**PROBLEM STATEMENT:**
Images excluded, repeat each entry below exactly.

**RECORD EXCERPTS:**
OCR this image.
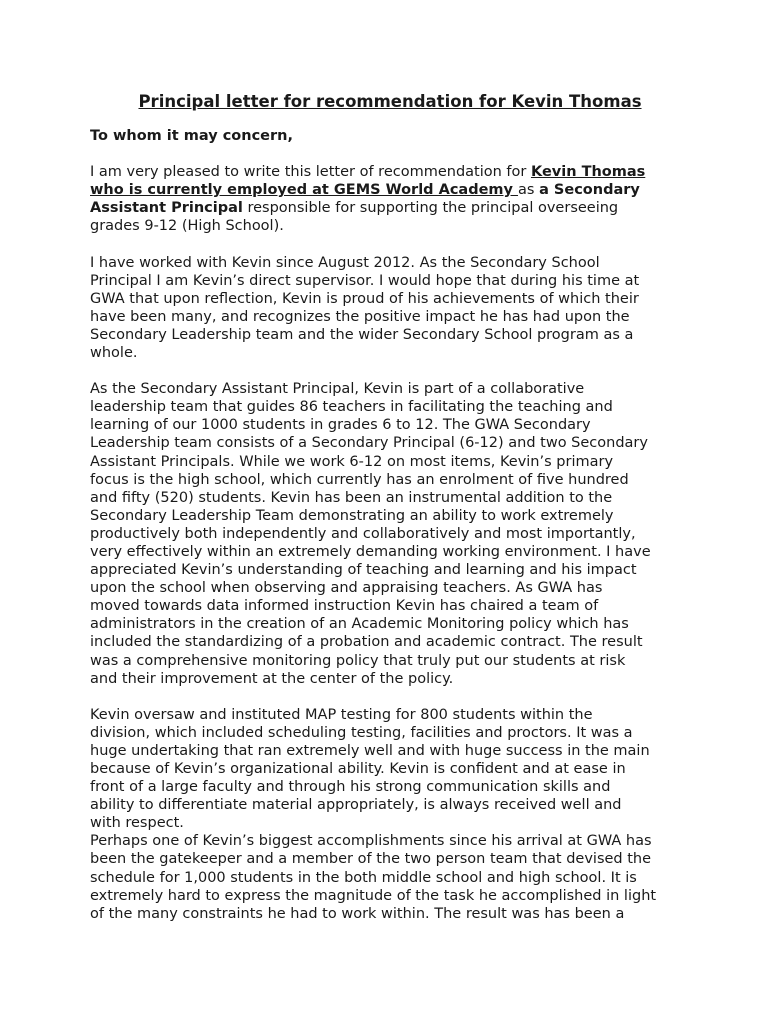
Principal letter for recommendation for Kevin Thomas
To whom it may concern,
I am very pleased to write this letter of recommendation for Kevin Thomas
who is currently employed at GEMS World Academy as a Secondary
Assistant Principal responsible for supporting the principal overseeing
grades 9-12 (High School).
I have worked with Kevin since August 2012. As the Secondary School
Principal I am Kevin’s direct supervisor. I would hope that during his time at
GWA that upon reflection, Kevin is proud of his achievements of which their
have been many, and recognizes the positive impact he has had upon the
Secondary Leadership team and the wider Secondary School program as a
whole.
As the Secondary Assistant Principal, Kevin is part of a collaborative
leadership team that guides 86 teachers in facilitating the teaching and
learning of our 1000 students in grades 6 to 12. The GWA Secondary
Leadership team consists of a Secondary Principal (6-12) and two Secondary
Assistant Principals. While we work 6-12 on most items, Kevin’s primary
focus is the high school, which currently has an enrolment of five hundred
and fifty (520) students. Kevin has been an instrumental addition to the
Secondary Leadership Team demonstrating an ability to work extremely
productively both independently and collaboratively and most importantly,
very effectively within an extremely demanding working environment. I have
appreciated Kevin’s understanding of teaching and learning and his impact
upon the school when observing and appraising teachers. As GWA has
moved towards data informed instruction Kevin has chaired a team of
administrators in the creation of an Academic Monitoring policy which has
included the standardizing of a probation and academic contract. The result
was a comprehensive monitoring policy that truly put our students at risk
and their improvement at the center of the policy.
Kevin oversaw and instituted MAP testing for 800 students within the
division, which included scheduling testing, facilities and proctors. It was a
huge undertaking that ran extremely well and with huge success in the main
because of Kevin’s organizational ability. Kevin is confident and at ease in
front of a large faculty and through his strong communication skills and
ability to differentiate material appropriately, is always received well and
with respect.
Perhaps one of Kevin’s biggest accomplishments since his arrival at GWA has
been the gatekeeper and a member of the two person team that devised the
schedule for 1,000 students in the both middle school and high school. It is
extremely hard to express the magnitude of the task he accomplished in light
of the many constraints he had to work within. The result was has been a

**SOLUTION BELOW:**
OCR this image.
Principal letter for recommendation for Kevin Thomas
To whom it may concern,
I am very pleased to write this letter of recommendation for Kevin Thomas
who is currently employed at GEMS World Academy as a Secondary
Assistant Principal responsible for supporting the principal overseeing
grades 9-12 (High School).
I have worked with Kevin since August 2012. As the Secondary School
Principal I am Kevin’s direct supervisor. I would hope that during his time at
GWA that upon reflection, Kevin is proud of his achievements of which their
have been many, and recognizes the positive impact he has had upon the
Secondary Leadership team and the wider Secondary School program as a
whole.
As the Secondary Assistant Principal, Kevin is part of a collaborative
leadership team that guides 86 teachers in facilitating the teaching and
learning of our 1000 students in grades 6 to 12. The GWA Secondary
Leadership team consists of a Secondary Principal (6-12) and two Secondary
Assistant Principals. While we work 6-12 on most items, Kevin’s primary
focus is the high school, which currently has an enrolment of five hundred
and fifty (520) students. Kevin has been an instrumental addition to the
Secondary Leadership Team demonstrating an ability to work extremely
productively both independently and collaboratively and most importantly,
very effectively within an extremely demanding working environment. I have
appreciated Kevin’s understanding of teaching and learning and his impact
upon the school when observing and appraising teachers. As GWA has
moved towards data informed instruction Kevin has chaired a team of
administrators in the creation of an Academic Monitoring policy which has
included the standardizing of a probation and academic contract. The result
was a comprehensive monitoring policy that truly put our students at risk
and their improvement at the center of the policy.
Kevin oversaw and instituted MAP testing for 800 students within the
division, which included scheduling testing, facilities and proctors. It was a
huge undertaking that ran extremely well and with huge success in the main
because of Kevin’s organizational ability. Kevin is confident and at ease in
front of a large faculty and through his strong communication skills and
ability to differentiate material appropriately, is always received well and
with respect.
Perhaps one of Kevin’s biggest accomplishments since his arrival at GWA has
been the gatekeeper and a member of the two person team that devised the
schedule for 1,000 students in the both middle school and high school. It is
extremely hard to express the magnitude of the task he accomplished in light
of the many constraints he had to work within. The result was has been a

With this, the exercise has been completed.